TRECHO FORNECIDO
>>>
Numa  disputa,  quando  os  ânimos  estão  exaltados,  um  dos  contendores  pode 
gritar  ao  outro:  “Mentiroso!  Eu  estava  lá  e  não  foi  isso  o  que  aconteceu”,  e 
alguém,  querendo  acalmar  a  briga,  pode  dizer:  “Vamos  ser  objetivos,  cada um diga o que viu e vamos nos entender”. 
Também  é  comum  ouvirmos  os  pais  e  amigos  dizerem  que  somos  muito 
subjetivos  quando  o  assunto  é  o  namorado  ou  a  namorada.  Freqüentemente, 
quando  aprovamos  uma  pessoa,  o  que  ela  diz,  como  ela  age,  dizemos  que essa pessoa “é legal ”. 
Vejamos um pouco mais de perto o que dizemos em nosso cotidiano. 
Quando pergunto  “que horas são?” ou  “que dia é hoje?”, minha expectativa é a de que alguém, tendo um relógio ou um calendário, me dê a resposta exata. Em que  acredito quando faço a pergunta e aceito a resposta? Acredito que o tempo existe,  que  ele  passa,  pode  ser  medido  em  horas  e  dias,  que  o  que  já  passou  é diferente de agora e o que virá também há de ser diferente deste momento, que o passado pode ser lembrado ou esquecido, e o futuro, desejado ou temido. Assim, uma simples pergunta contém, silenciosamente, várias crenças não questionadas por nós. 
Quando  digo   “ele  está  sonhando ”,  referindo-me  a  alguém  que  diz  ou  pensa alguma  coisa  que  julgo  impossível  ou  improvável,  tenho  igualmente  muitas crenças  silenciosas:  acredito  que  sonhar  é  diferente  de  estar  acordado,  que,  no sonho, o impossível e o improvável se apresentam como possível e provável, e também  que  o  sonho  se  relaciona  com  o  irreal,  enquanto  a  vigília  se  relaciona 
com o que existe realmente.
<<<
DADOS FORNECIDOS
>>>
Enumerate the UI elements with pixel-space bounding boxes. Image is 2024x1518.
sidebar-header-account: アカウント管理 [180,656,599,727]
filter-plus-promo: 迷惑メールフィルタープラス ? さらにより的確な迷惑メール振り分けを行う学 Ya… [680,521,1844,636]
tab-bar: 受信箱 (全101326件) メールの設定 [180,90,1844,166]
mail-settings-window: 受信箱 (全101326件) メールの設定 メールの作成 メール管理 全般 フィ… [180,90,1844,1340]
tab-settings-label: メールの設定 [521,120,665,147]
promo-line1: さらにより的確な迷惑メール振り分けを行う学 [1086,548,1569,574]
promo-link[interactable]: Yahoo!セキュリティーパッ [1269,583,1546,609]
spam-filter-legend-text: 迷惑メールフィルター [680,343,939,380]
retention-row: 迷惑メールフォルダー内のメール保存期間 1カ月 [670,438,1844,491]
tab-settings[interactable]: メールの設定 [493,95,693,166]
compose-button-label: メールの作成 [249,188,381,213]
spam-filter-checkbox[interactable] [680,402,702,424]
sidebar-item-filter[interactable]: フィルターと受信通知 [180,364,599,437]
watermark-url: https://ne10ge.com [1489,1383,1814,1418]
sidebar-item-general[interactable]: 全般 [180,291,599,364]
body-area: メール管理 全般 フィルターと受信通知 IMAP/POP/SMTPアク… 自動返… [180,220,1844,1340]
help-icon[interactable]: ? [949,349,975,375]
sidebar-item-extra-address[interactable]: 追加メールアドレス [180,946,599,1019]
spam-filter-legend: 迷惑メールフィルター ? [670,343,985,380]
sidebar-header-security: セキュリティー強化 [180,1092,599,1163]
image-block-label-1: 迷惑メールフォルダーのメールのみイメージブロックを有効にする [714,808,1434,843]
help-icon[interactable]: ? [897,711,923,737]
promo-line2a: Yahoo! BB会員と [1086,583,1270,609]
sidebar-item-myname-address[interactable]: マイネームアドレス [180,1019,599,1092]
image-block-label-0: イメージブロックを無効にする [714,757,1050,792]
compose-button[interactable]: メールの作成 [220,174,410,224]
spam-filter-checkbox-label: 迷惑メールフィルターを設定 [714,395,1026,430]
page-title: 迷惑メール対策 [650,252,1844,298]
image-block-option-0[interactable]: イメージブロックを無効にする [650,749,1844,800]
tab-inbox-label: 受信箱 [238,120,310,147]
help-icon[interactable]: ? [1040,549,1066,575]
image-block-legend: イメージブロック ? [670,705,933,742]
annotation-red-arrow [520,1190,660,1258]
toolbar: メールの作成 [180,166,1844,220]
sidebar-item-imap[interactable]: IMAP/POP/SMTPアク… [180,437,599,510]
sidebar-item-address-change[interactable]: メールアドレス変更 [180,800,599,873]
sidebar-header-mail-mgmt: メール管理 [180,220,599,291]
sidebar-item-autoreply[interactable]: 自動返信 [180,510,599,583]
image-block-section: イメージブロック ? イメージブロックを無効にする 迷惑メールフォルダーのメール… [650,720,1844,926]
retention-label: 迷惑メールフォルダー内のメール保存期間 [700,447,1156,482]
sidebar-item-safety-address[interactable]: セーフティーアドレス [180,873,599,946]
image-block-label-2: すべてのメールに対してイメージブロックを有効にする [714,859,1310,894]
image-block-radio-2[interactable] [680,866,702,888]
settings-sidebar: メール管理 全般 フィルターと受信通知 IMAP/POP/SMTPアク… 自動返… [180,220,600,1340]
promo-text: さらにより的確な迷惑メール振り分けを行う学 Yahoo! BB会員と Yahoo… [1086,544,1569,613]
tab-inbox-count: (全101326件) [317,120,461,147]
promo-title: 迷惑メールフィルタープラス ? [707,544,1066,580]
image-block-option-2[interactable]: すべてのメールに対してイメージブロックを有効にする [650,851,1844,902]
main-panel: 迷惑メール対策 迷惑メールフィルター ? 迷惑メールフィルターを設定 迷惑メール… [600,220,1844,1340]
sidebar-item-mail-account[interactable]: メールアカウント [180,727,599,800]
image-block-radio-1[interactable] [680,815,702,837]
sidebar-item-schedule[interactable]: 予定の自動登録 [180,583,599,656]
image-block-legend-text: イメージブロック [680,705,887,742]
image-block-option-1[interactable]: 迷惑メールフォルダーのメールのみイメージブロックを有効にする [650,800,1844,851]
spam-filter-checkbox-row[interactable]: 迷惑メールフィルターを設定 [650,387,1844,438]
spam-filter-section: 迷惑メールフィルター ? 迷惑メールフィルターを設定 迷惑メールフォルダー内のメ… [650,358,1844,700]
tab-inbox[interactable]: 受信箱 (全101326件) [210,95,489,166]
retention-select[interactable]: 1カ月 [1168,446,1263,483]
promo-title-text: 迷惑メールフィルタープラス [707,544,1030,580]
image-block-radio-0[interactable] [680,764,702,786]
<<<
ENUNCIADO 1
Reproduza fielmente a parte do trecho sobre as crenças do cotidiano, acima, que vai de "Também  é  comum" até "em nosso cotidiano.", incluindo ambos.
ENUNCIADO 2
De acordo com o trecho sobre as crenças do cotidiano, o que espera quem pergunta "que horas são?" ou "que dia é hoje?"?
ENUNCIADO 3
Retome, por favor, o trecho sobre as crenças do cotidiano e dê continuidade a ele a partir do ponto em que termina.

RESULTADO FINAL 1
Também  é  comum  ouvirmos  os  pais  e  amigos  dizerem  que  somos  muito 
subjetivos  quando  o  assunto  é  o  namorado  ou  a  namorada.  Freqüentemente, 
quando  aprovamos  uma  pessoa,  o  que  ela  diz,  como  ela  age,  dizemos  que essa pessoa “é legal ”. 
Vejamos um pouco mais de perto o que dizemos em nosso cotidiano.

RESULTADO FINAL 2
Espera que alguém, tendo um relógio ou um calendário, lhe dê a resposta exata.

RESULTADO FINAL 3
Acredito,  portanto,  que  a  realidade  existe  fora  de  mim,  posso  percebê-la  e conhecê-la tal como é, sei diferenciar realidade de ilusão. 
A frase  “ela ficou maluca” contém essas mesmas crenças e mais uma: a de que sabemos  diferenciar  razão  de  loucura  e  maluca  é  a  pessoa  que  inventa  uma realidade  existente  só  para  ela. Assim,  ao  acreditar  que  sei  distinguir  razão  de loucura,  acredito  também  que  a  razão  se  refere  a  uma  realidade  que  é  a  mesma para todos, ainda que não gostemos das mesmas coisas. Quando alguém diz “onde há fumaça, há fogo” ou “não saia na chuva para não se resfriar”, afirma silenciosamente muitas crenças: acredita que existem relações de causa e efeito entre as coisas, que onde houver uma coisa certamente houve uma causa para ela, ou que essa coisa é causa de alguma outra (o fogo causa a fumaça 
como efeito, a chuva causa o resfriado como efeito). Acreditamos, assim, que a realidade  é  feita  de  causalidades,  que  as  coisas,  os  fatos,  as  situações  se encadeiam  em  relações  causais  que  podemos  conhecer  e,  até  mesmo,  controlar para o uso de nossa vida. Quando avaliamos que uma casa é mais bonita do que a outra, ou que Maria está mais jovem do que Glorinha, acreditamos que as coisas, as pessoas, as situações, os fatos podem ser comparados e avaliados, julgados pela qualidade (bonito, feio, 
bom,  ruim)  ou  pela  quantidade  (mais,  menos,  maior,  menor).  Julgamos,  assim, que  a  qualidade  e  a  quantidade  existem,  que  podemos  conhecê-las e usá-las em nossa vida. Se,  por  exemplo,  dissermos  que   “o  sol  é  maior  do  que  o  vemos”,  também estamos acreditando que nossa percepção alcança as coisas de modos diferentes, ora  tais  como  são  em  si  mesmas,  ora  tais  como  nos  aparecem,  dependendo da distância, de nossas condições de visibilidade ou da localização e do movimento dos objetos. 
Acreditamos, portanto, que o espaço existe, possui qualidades (perto, longe, alto, baixo)  e quantidades,  podendo  ser  medido  (comprimento,  largura,  altura).  No exemplo  do  sol,  também  se  nota  que  acreditamos  que  nossa  visão  pode  ver  as coisas  diferentemente  do  que  elas  são,  mas  nem  por  isso  diremos  que  estamos sonhando ou que ficamos malucos.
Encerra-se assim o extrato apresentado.